Instruction | Nothing in the records may be left out or altered; reproduce them all exactly.

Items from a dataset

━━━━━━━━━━━━━━━━

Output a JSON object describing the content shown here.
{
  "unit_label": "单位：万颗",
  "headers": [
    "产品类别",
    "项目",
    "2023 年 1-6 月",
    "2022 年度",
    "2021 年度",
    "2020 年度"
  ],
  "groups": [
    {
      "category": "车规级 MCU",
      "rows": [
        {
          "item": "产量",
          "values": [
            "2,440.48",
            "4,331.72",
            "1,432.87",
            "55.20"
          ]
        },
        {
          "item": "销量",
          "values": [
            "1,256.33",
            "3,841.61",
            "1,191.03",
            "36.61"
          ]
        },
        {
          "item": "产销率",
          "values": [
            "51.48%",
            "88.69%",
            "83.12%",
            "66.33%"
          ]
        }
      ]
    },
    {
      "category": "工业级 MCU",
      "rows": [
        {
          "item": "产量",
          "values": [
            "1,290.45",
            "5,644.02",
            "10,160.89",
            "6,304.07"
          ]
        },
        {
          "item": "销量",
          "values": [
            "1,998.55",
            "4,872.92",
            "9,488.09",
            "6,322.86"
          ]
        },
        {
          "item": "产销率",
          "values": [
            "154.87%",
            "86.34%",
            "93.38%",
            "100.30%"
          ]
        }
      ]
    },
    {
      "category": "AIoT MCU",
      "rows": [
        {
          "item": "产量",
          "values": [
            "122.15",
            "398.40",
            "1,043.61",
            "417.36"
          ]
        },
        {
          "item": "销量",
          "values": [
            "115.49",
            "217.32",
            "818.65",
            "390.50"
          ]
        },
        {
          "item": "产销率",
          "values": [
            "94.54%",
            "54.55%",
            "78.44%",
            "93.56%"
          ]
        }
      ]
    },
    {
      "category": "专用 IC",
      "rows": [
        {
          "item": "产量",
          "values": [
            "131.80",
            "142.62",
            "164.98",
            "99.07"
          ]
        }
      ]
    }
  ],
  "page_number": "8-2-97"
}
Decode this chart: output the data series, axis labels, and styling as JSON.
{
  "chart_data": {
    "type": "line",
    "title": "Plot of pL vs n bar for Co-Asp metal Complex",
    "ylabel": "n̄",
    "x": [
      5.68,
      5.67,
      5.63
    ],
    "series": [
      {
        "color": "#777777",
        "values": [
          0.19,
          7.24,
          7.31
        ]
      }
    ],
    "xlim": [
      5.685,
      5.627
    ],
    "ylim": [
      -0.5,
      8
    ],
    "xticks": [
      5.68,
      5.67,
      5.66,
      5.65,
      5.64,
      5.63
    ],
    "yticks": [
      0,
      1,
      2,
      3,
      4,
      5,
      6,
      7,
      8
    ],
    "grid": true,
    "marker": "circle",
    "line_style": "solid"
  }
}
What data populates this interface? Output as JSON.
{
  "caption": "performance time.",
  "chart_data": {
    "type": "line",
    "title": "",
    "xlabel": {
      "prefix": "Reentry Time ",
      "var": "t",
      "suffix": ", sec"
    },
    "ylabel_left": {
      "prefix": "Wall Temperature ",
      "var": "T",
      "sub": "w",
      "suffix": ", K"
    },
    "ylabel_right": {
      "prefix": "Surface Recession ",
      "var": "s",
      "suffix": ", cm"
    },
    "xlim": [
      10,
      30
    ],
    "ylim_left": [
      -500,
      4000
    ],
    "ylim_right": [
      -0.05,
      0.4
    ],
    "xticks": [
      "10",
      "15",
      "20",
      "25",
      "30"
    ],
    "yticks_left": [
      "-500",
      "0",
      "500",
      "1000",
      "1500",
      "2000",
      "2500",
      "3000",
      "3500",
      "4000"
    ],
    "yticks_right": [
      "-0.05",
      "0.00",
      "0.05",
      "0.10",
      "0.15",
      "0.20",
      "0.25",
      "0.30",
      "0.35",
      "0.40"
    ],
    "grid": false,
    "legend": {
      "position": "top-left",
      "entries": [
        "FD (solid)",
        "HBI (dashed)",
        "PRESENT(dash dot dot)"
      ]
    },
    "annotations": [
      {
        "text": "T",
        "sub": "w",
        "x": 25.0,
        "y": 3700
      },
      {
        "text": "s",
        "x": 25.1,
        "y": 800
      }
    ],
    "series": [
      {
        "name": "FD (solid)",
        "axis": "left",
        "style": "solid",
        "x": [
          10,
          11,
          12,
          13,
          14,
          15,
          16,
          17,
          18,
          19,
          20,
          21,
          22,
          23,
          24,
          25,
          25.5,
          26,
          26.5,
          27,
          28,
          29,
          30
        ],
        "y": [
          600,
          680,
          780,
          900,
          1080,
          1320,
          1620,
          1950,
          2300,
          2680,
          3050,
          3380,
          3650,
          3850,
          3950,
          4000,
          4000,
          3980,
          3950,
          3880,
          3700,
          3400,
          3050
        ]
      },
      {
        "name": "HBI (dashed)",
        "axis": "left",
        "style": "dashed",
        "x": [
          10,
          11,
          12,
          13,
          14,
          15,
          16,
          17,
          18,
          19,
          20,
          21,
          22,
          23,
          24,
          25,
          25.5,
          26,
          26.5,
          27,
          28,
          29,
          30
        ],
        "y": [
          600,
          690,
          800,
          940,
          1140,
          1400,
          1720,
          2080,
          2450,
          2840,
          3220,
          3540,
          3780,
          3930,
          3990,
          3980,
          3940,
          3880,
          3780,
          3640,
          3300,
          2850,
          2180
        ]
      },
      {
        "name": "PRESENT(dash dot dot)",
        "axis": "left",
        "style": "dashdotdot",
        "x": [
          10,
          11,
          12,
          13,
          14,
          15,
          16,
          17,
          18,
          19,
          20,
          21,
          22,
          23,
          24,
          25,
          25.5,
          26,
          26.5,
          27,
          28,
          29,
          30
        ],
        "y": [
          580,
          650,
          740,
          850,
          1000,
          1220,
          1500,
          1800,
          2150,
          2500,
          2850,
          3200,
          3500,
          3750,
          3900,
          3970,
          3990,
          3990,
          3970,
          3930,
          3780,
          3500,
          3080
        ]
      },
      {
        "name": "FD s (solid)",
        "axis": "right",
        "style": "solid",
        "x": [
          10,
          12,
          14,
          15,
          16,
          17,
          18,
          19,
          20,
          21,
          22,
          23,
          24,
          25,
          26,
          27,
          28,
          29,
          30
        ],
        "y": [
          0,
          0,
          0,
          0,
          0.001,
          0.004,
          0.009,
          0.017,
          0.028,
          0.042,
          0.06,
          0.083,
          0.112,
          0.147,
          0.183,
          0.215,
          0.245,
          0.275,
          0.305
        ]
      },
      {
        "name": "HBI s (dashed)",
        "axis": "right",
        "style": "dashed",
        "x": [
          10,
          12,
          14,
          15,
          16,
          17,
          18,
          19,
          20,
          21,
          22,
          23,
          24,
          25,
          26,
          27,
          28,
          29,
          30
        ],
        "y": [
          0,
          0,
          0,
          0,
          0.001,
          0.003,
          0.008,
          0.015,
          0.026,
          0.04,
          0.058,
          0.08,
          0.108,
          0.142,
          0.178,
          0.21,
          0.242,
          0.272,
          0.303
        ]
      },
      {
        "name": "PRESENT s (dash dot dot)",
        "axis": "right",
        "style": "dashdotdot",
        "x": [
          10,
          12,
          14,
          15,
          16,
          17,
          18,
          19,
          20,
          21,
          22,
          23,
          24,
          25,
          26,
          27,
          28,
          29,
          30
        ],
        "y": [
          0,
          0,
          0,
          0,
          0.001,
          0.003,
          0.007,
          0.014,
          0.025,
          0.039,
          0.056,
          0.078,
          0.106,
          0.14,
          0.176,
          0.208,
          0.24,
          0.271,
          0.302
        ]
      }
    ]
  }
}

━━━━━━━━━━━━━━━━

Exercise result |
Output a JSON object describing the content shown here.
{
  "unit_label": "单位：万颗",
  "headers": [
    "产品类别",
    "项目",
    "2023 年 1-6 月",
    "2022 年度",
    "2021 年度",
    "2020 年度"
  ],
  "groups": [
    {
      "category": "车规级 MCU",
      "rows": [
        {
          "item": "产量",
          "values": [
            "2,440.48",
            "4,331.72",
            "1,432.87",
            "55.20"
          ]
        },
        {
          "item": "销量",
          "values": [
            "1,256.33",
            "3,841.61",
            "1,191.03",
            "36.61"
          ]
        },
        {
          "item": "产销率",
          "values": [
            "51.48%",
            "88.69%",
            "83.12%",
            "66.33%"
          ]
        }
      ]
    },
    {
      "category": "工业级 MCU",
      "rows": [
        {
          "item": "产量",
          "values": [
            "1,290.45",
            "5,644.02",
            "10,160.89",
            "6,304.07"
          ]
        },
        {
          "item": "销量",
          "values": [
            "1,998.55",
            "4,872.92",
            "9,488.09",
            "6,322.86"
          ]
        },
        {
          "item": "产销率",
          "values": [
            "154.87%",
            "86.34%",
            "93.38%",
            "100.30%"
          ]
        }
      ]
    },
    {
      "category": "AIoT MCU",
      "rows": [
        {
          "item": "产量",
          "values": [
            "122.15",
            "398.40",
            "1,043.61",
            "417.36"
          ]
        },
        {
          "item": "销量",
          "values": [
            "115.49",
            "217.32",
            "818.65",
            "390.50"
          ]
        },
        {
          "item": "产销率",
          "values": [
            "94.54%",
            "54.55%",
            "78.44%",
            "93.56%"
          ]
        }
      ]
    },
    {
      "category": "专用 IC",
      "rows": [
        {
          "item": "产量",
          "values": [
            "131.80",
            "142.62",
            "164.98",
            "99.07"
          ]
        }
      ]
    }
  ],
  "page_number": "8-2-97"
}
Decode this chart: output the data series, axis labels, and styling as JSON.
{
  "chart_data": {
    "type": "line",
    "title": "Plot of pL vs n bar for Co-Asp metal Complex",
    "ylabel": "n̄",
    "x": [
      5.68,
      5.67,
      5.63
    ],
    "series": [
      {
        "color": "#777777",
        "values": [
          0.19,
          7.24,
          7.31
        ]
      }
    ],
    "xlim": [
      5.685,
      5.627
    ],
    "ylim": [
      -0.5,
      8
    ],
    "xticks": [
      5.68,
      5.67,
      5.66,
      5.65,
      5.64,
      5.63
    ],
    "yticks": [
      0,
      1,
      2,
      3,
      4,
      5,
      6,
      7,
      8
    ],
    "grid": true,
    "marker": "circle",
    "line_style": "solid"
  }
}
What data populates this interface? Output as JSON.
{
  "caption": "performance time.",
  "chart_data": {
    "type": "line",
    "title": "",
    "xlabel": {
      "prefix": "Reentry Time ",
      "var": "t",
      "suffix": ", sec"
    },
    "ylabel_left": {
      "prefix": "Wall Temperature ",
      "var": "T",
      "sub": "w",
      "suffix": ", K"
    },
    "ylabel_right": {
      "prefix": "Surface Recession ",
      "var": "s",
      "suffix": ", cm"
    },
    "xlim": [
      10,
      30
    ],
    "ylim_left": [
      -500,
      4000
    ],
    "ylim_right": [
      -0.05,
      0.4
    ],
    "xticks": [
      "10",
      "15",
      "20",
      "25",
      "30"
    ],
    "yticks_left": [
      "-500",
      "0",
      "500",
      "1000",
      "1500",
      "2000",
      "2500",
      "3000",
      "3500",
      "4000"
    ],
    "yticks_right": [
      "-0.05",
      "0.00",
      "0.05",
      "0.10",
      "0.15",
      "0.20",
      "0.25",
      "0.30",
      "0.35",
      "0.40"
    ],
    "grid": false,
    "legend": {
      "position": "top-left",
      "entries": [
        "FD (solid)",
        "HBI (dashed)",
        "PRESENT(dash dot dot)"
      ]
    },
    "annotations": [
      {
        "text": "T",
        "sub": "w",
        "x": 25.0,
        "y": 3700
      },
      {
        "text": "s",
        "x": 25.1,
        "y": 800
      }
    ],
    "series": [
      {
        "name": "FD (solid)",
        "axis": "left",
        "style": "solid",
        "x": [
          10,
          11,
          12,
          13,
          14,
          15,
          16,
          17,
          18,
          19,
          20,
          21,
          22,
          23,
          24,
          25,
          25.5,
          26,
          26.5,
          27,
          28,
          29,
          30
        ],
        "y": [
          600,
          680,
          780,
          900,
          1080,
          1320,
          1620,
          1950,
          2300,
          2680,
          3050,
          3380,
          3650,
          3850,
          3950,
          4000,
          4000,
          3980,
          3950,
          3880,
          3700,
          3400,
          3050
        ]
      },
      {
        "name": "HBI (dashed)",
        "axis": "left",
        "style": "dashed",
        "x": [
          10,
          11,
          12,
          13,
          14,
          15,
          16,
          17,
          18,
          19,
          20,
          21,
          22,
          23,
          24,
          25,
          25.5,
          26,
          26.5,
          27,
          28,
          29,
          30
        ],
        "y": [
          600,
          690,
          800,
          940,
          1140,
          1400,
          1720,
          2080,
          2450,
          2840,
          3220,
          3540,
          3780,
          3930,
          3990,
          3980,
          3940,
          3880,
          3780,
          3640,
          3300,
          2850,
          2180
        ]
      },
      {
        "name": "PRESENT(dash dot dot)",
        "axis": "left",
        "style": "dashdotdot",
        "x": [
          10,
          11,
          12,
          13,
          14,
          15,
          16,
          17,
          18,
          19,
          20,
          21,
          22,
          23,
          24,
          25,
          25.5,
          26,
          26.5,
          27,
          28,
          29,
          30
        ],
        "y": [
          580,
          650,
          740,
          850,
          1000,
          1220,
          1500,
          1800,
          2150,
          2500,
          2850,
          3200,
          3500,
          3750,
          3900,
          3970,
          3990,
          3990,
          3970,
          3930,
          3780,
          3500,
          3080
        ]
      },
      {
        "name": "FD s (solid)",
        "axis": "right",
        "style": "solid",
        "x": [
          10,
          12,
          14,
          15,
          16,
          17,
          18,
          19,
          20,
          21,
          22,
          23,
          24,
          25,
          26,
          27,
          28,
          29,
          30
        ],
        "y": [
          0,
          0,
          0,
          0,
          0.001,
          0.004,
          0.009,
          0.017,
          0.028,
          0.042,
          0.06,
          0.083,
          0.112,
          0.147,
          0.183,
          0.215,
          0.245,
          0.275,
          0.305
        ]
      },
      {
        "name": "HBI s (dashed)",
        "axis": "right",
        "style": "dashed",
        "x": [
          10,
          12,
          14,
          15,
          16,
          17,
          18,
          19,
          20,
          21,
          22,
          23,
          24,
          25,
          26,
          27,
          28,
          29,
          30
        ],
        "y": [
          0,
          0,
          0,
          0,
          0.001,
          0.003,
          0.008,
          0.015,
          0.026,
          0.04,
          0.058,
          0.08,
          0.108,
          0.142,
          0.178,
          0.21,
          0.242,
          0.272,
          0.303
        ]
      },
      {
        "name": "PRESENT s (dash dot dot)",
        "axis": "right",
        "style": "dashdotdot",
        "x": [
          10,
          12,
          14,
          15,
          16,
          17,
          18,
          19,
          20,
          21,
          22,
          23,
          24,
          25,
          26,
          27,
          28,
          29,
          30
        ],
        "y": [
          0,
          0,
          0,
          0,
          0.001,
          0.003,
          0.007,
          0.014,
          0.025,
          0.039,
          0.056,
          0.078,
          0.106,
          0.14,
          0.176,
          0.208,
          0.24,
          0.271,
          0.302
        ]
      }
    ]
  }
}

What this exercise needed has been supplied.